(Coordinate annotation records)
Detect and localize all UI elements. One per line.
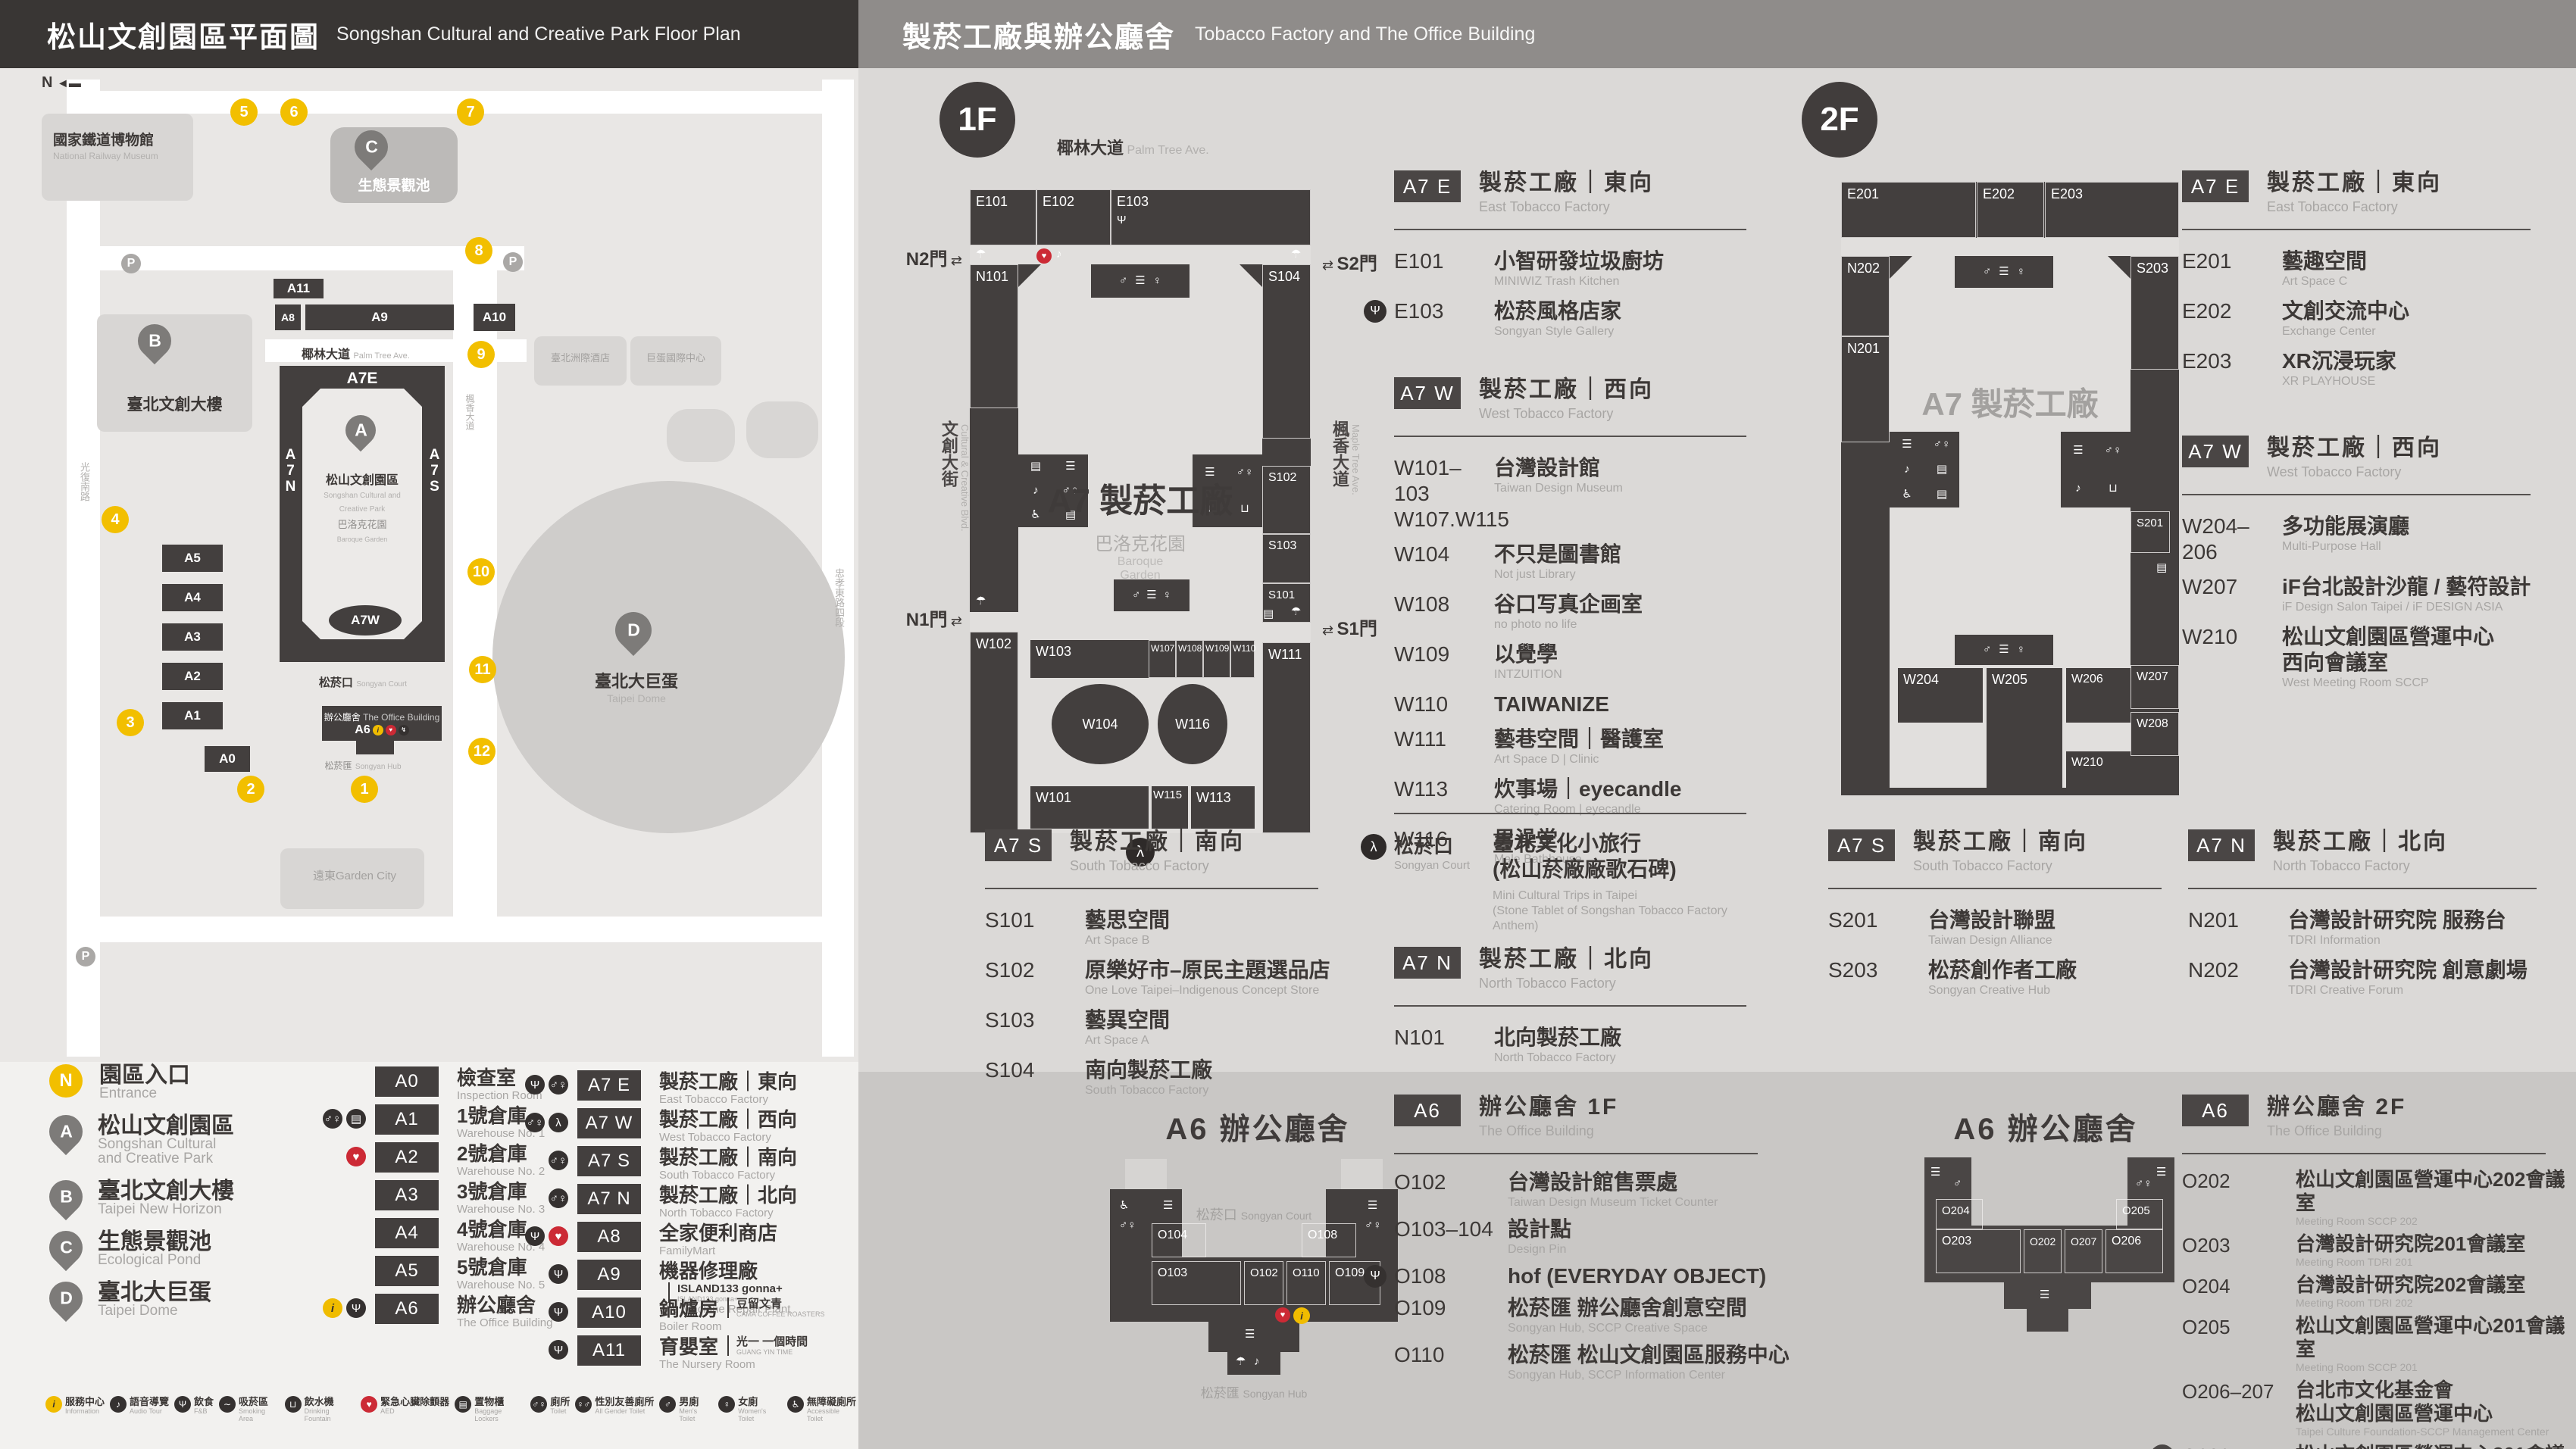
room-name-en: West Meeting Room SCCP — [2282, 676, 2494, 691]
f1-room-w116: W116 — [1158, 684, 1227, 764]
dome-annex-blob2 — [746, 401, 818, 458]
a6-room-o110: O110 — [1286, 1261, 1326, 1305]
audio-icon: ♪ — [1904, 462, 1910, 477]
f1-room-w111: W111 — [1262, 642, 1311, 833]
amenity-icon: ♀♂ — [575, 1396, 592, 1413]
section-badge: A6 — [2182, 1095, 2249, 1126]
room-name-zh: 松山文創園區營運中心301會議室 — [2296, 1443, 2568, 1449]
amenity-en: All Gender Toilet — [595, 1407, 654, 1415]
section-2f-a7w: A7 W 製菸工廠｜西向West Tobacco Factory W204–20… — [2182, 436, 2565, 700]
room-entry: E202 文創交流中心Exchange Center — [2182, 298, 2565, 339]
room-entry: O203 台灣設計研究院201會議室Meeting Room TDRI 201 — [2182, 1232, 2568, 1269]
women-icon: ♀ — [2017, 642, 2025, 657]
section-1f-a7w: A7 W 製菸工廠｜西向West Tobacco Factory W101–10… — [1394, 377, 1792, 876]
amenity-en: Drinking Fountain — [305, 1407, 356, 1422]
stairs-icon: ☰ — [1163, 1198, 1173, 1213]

● **STATED GOAL**: Copy out every line above word for word, leaving out the picture.

● **RESULT FOR THIS TASK**:
Detect and localize all UI elements. One per line.
room-name-en: West Meeting Room SCCP — [2282, 676, 2494, 691]
f1-room-w116: W116 — [1158, 684, 1227, 764]
dome-annex-blob2 — [746, 401, 818, 458]
a6-room-o110: O110 — [1286, 1261, 1326, 1305]
audio-icon: ♪ — [1904, 462, 1910, 477]
f1-room-w111: W111 — [1262, 642, 1311, 833]
amenity-icon: ♀♂ — [575, 1396, 592, 1413]
section-badge: A6 — [2182, 1095, 2249, 1126]
room-name-zh: 松山文創園區營運中心301會議室 — [2296, 1443, 2568, 1449]
amenity-en: All Gender Toilet — [595, 1407, 654, 1415]
section-2f-a7w: A7 W 製菸工廠｜西向West Tobacco Factory W204–20… — [2182, 436, 2565, 700]
room-entry: E202 文創交流中心Exchange Center — [2182, 298, 2565, 339]
room-entry: O203 台灣設計研究院201會議室Meeting Room TDRI 201 — [2182, 1232, 2568, 1269]
women-icon: ♀ — [2017, 642, 2025, 657]
section-1f-a7w: A7 W 製菸工廠｜西向West Tobacco Factory W101–10… — [1394, 377, 1792, 876]
amenity-en: Drinking Fountain — [305, 1407, 356, 1422]
stairs-icon: ☰ — [1163, 1198, 1173, 1213]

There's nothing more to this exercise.